(Stored records)
○ ○ ○ ○ ○ ○ ○

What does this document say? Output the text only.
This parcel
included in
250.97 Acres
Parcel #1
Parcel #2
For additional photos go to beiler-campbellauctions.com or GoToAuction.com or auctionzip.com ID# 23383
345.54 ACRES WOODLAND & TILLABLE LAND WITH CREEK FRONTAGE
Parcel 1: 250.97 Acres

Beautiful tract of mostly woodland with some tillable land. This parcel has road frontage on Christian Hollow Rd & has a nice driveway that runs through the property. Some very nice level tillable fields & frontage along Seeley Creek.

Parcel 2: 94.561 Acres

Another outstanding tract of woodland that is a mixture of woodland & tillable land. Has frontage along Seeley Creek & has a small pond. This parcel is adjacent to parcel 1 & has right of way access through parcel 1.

○ ○ ○ ○ ○ ○ ○

▸ **TASK DETAILS**
Take the lines above and print them exactly.

▸ **TASK RESPONSE**
What does this document say? Output the text only.
This parcel
included in
250.97 Acres
Parcel #1
Parcel #2
For additional photos go to beiler-campbellauctions.com or GoToAuction.com or auctionzip.com ID# 23383
345.54 ACRES WOODLAND & TILLABLE LAND WITH CREEK FRONTAGE
Parcel 1: 250.97 Acres

Beautiful tract of mostly woodland with some tillable land. This parcel has road frontage on Christian Hollow Rd & has a nice driveway that runs through the property. Some very nice level tillable fields & frontage along Seeley Creek.

Parcel 2: 94.561 Acres

Another outstanding tract of woodland that is a mixture of woodland & tillable land. Has frontage along Seeley Creek & has a small pond. This parcel is adjacent to parcel 1 & has right of way access through parcel 1.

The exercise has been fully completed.